- [Stated problem]
Read the lines that follow and pick out every one containing the word "个棱长是".

★ ★ ★ ★ ★ ★ ★

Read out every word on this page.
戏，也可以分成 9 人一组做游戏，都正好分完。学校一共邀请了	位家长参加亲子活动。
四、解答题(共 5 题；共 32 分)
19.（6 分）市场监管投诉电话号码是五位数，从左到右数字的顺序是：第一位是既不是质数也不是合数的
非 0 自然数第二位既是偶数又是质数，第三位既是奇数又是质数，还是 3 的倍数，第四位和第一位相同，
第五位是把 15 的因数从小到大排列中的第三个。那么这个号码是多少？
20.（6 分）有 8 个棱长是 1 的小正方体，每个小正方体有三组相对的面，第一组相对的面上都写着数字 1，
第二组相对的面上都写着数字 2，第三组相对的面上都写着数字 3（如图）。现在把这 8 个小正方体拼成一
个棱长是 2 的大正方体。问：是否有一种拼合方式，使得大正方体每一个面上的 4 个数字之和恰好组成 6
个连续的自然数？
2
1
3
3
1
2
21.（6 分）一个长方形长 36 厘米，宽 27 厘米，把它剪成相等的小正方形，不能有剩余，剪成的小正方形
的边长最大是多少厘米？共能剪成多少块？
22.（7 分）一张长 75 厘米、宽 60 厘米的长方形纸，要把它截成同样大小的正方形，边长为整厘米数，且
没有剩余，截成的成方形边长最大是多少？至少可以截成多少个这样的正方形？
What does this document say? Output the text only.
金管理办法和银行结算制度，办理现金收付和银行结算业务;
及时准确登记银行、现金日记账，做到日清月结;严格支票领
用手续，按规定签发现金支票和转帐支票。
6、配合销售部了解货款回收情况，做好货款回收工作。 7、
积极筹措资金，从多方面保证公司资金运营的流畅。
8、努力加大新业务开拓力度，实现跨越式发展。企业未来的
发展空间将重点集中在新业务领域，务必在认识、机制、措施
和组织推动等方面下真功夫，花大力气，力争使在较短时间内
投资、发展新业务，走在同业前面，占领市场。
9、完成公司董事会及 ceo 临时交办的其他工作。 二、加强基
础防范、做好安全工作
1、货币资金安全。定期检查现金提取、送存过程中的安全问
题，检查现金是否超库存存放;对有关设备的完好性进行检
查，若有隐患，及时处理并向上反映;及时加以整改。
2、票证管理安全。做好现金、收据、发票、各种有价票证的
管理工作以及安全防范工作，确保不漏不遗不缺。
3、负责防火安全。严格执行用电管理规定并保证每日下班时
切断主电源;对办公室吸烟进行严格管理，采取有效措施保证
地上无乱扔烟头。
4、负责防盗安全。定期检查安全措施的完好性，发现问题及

★ ★ ★ ★ ★ ★ ★

- [Result of the exercise]
20.（6 分）有 8 个棱长是 1 的小正方体，每个小正方体有三组相对的面，第一组相对的面上都写着数字 1，
个棱长是 2 的大正方体。问：是否有一种拼合方式，使得大正方体每一个面上的 4 个数字之和恰好组成 6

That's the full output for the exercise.